## start Material shown

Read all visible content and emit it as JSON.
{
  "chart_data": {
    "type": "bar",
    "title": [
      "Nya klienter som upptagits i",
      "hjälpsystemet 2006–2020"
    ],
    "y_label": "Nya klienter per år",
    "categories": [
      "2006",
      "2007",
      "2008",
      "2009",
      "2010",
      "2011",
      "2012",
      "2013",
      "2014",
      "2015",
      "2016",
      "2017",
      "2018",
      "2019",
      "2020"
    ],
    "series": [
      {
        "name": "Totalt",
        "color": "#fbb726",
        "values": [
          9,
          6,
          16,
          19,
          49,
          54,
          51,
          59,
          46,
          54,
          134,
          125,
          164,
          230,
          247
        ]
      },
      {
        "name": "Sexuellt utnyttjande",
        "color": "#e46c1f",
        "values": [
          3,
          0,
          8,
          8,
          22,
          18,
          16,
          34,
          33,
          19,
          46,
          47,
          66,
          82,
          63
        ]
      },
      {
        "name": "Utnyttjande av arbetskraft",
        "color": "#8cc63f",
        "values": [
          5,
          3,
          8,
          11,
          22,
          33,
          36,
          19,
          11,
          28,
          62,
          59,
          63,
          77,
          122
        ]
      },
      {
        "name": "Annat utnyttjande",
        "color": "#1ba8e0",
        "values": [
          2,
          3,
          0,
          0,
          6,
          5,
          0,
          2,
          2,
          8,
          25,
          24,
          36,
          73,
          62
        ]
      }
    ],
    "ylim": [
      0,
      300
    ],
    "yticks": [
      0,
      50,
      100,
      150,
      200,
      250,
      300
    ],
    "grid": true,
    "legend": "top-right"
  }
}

## end Material shown
## start Material shown

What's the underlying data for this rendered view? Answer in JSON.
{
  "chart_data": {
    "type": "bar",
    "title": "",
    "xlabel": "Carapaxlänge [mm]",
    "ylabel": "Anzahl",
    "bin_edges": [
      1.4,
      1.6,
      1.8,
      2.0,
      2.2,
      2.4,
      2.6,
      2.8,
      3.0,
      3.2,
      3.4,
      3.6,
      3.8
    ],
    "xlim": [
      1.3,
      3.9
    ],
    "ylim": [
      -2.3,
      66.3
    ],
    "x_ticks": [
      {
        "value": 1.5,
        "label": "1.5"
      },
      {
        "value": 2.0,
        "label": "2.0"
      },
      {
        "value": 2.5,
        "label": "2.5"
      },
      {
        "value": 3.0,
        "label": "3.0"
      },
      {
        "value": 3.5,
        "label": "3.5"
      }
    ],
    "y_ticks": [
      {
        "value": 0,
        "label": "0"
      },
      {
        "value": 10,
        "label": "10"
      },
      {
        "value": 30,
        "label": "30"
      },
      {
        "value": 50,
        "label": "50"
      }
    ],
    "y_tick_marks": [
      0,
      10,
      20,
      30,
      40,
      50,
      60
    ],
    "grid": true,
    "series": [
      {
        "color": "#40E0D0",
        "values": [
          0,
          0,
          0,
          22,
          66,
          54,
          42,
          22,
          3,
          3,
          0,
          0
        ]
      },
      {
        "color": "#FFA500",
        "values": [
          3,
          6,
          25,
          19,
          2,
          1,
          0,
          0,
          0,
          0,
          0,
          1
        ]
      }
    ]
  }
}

## end Material shown

| Set exercise |
Only the number is needed: state how many lines in the listing contain "klienter".

| Exercise result |
2